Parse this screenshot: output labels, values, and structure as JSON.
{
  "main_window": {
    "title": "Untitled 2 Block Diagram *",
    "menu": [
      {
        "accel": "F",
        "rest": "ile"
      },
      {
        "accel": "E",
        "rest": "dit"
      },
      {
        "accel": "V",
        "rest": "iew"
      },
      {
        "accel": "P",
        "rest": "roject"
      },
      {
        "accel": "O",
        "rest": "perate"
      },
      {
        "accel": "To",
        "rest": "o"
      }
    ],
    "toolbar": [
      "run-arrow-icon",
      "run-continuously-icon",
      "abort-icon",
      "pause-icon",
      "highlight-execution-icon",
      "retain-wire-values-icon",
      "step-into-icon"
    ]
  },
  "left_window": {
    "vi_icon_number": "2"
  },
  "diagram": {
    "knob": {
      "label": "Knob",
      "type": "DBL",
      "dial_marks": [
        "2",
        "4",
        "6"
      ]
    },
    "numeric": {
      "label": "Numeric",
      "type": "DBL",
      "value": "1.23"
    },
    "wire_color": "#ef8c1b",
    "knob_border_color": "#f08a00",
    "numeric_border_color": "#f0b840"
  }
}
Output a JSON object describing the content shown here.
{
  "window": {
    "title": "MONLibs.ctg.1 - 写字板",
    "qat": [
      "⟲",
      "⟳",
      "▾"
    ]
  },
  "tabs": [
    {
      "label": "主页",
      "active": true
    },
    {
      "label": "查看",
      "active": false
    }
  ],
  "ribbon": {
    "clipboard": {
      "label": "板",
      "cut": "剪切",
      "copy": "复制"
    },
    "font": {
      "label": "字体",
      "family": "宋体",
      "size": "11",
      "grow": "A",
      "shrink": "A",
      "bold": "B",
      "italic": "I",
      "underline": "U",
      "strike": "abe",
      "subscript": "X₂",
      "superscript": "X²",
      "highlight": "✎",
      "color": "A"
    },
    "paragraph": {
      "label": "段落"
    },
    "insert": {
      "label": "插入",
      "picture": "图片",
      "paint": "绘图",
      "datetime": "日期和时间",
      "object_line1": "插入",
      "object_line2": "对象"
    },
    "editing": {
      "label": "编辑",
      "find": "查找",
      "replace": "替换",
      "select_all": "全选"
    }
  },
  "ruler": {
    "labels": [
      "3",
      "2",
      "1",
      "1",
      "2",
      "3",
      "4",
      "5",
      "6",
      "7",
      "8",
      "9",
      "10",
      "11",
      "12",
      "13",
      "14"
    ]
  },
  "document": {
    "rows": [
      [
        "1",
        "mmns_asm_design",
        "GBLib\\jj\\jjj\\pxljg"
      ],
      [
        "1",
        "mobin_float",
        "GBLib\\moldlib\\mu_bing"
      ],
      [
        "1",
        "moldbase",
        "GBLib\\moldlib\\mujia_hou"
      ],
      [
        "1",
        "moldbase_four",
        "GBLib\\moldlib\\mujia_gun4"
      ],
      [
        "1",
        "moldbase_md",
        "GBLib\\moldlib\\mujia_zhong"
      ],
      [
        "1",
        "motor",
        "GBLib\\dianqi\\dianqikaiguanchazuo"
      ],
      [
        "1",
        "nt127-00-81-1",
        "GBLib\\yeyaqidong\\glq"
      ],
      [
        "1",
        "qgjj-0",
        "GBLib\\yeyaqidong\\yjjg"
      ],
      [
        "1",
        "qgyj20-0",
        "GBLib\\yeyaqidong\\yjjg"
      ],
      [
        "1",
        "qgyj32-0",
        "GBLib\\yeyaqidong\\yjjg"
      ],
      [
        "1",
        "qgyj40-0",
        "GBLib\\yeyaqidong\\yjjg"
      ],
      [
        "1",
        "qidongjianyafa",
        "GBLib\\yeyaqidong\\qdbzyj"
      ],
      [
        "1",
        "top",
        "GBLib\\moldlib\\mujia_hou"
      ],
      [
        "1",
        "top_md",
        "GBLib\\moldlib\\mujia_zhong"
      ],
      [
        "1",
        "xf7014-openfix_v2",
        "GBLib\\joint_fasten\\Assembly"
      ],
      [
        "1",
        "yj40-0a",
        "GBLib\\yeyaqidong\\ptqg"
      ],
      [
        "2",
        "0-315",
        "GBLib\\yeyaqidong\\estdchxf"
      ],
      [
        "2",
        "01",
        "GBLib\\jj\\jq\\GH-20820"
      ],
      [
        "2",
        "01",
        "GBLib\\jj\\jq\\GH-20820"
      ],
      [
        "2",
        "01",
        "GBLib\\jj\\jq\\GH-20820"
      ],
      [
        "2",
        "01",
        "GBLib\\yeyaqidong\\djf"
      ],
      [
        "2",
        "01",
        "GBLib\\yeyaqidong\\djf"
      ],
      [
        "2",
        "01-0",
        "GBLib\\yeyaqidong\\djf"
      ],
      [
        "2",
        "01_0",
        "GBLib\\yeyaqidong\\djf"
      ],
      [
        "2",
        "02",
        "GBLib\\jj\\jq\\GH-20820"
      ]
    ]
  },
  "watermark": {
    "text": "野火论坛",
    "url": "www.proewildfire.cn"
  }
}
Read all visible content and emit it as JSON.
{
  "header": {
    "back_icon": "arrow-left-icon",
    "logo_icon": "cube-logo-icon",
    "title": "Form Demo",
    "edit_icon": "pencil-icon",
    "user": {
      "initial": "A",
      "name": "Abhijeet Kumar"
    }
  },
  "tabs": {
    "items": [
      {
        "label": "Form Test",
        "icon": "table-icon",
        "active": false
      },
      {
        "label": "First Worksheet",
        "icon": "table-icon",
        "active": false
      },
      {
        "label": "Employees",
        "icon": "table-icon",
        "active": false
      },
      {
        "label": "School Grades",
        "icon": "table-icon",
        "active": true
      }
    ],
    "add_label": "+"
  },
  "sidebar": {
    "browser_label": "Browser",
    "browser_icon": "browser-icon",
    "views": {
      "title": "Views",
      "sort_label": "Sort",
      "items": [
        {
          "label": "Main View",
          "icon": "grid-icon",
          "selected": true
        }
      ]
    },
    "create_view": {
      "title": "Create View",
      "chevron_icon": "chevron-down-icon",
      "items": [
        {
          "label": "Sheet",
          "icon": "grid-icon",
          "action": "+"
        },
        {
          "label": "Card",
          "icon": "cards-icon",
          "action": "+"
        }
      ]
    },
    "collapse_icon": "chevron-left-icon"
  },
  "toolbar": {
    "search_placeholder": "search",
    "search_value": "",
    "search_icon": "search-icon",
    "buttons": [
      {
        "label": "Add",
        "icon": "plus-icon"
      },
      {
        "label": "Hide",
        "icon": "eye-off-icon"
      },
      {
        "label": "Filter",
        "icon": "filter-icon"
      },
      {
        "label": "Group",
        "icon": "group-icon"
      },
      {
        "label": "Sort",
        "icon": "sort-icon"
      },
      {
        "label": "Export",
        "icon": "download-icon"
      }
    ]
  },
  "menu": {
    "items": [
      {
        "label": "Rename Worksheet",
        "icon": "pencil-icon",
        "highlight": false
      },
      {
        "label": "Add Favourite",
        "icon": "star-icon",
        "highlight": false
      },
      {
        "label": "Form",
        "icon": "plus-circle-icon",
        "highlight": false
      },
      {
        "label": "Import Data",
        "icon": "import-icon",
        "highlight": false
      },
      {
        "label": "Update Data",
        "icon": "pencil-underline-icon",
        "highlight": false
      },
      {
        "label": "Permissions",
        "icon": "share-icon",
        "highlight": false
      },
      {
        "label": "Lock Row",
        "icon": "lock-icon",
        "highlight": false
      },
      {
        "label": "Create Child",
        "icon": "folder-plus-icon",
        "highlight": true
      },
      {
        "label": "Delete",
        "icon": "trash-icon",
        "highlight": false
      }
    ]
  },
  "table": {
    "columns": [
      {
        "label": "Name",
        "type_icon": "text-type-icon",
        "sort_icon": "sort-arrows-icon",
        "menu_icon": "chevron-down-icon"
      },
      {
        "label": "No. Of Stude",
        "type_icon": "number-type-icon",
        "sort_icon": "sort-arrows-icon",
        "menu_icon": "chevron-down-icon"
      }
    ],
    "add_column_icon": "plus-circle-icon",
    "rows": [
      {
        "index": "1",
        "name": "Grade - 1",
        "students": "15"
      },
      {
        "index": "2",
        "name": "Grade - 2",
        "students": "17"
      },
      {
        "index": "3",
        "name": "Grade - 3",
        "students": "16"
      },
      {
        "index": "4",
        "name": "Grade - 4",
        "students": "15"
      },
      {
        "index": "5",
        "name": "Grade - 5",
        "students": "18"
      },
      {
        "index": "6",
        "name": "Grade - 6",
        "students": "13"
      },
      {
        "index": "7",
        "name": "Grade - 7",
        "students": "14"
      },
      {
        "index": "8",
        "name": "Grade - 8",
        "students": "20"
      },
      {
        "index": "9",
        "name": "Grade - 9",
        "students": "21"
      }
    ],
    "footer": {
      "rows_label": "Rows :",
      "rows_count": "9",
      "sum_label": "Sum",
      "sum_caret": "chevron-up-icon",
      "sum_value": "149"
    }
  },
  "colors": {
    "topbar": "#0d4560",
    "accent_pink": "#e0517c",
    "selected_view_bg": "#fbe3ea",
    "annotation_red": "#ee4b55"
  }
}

> **What is asked**: Gather and copy every line of the data in which the string "index" is found.

> **Task solution**:
        "index": "1",
        "index": "2",
        "index": "3",
        "index": "4",
        "index": "5",
        "index": "6",
        "index": "7",
        "index": "8",
        "index": "9",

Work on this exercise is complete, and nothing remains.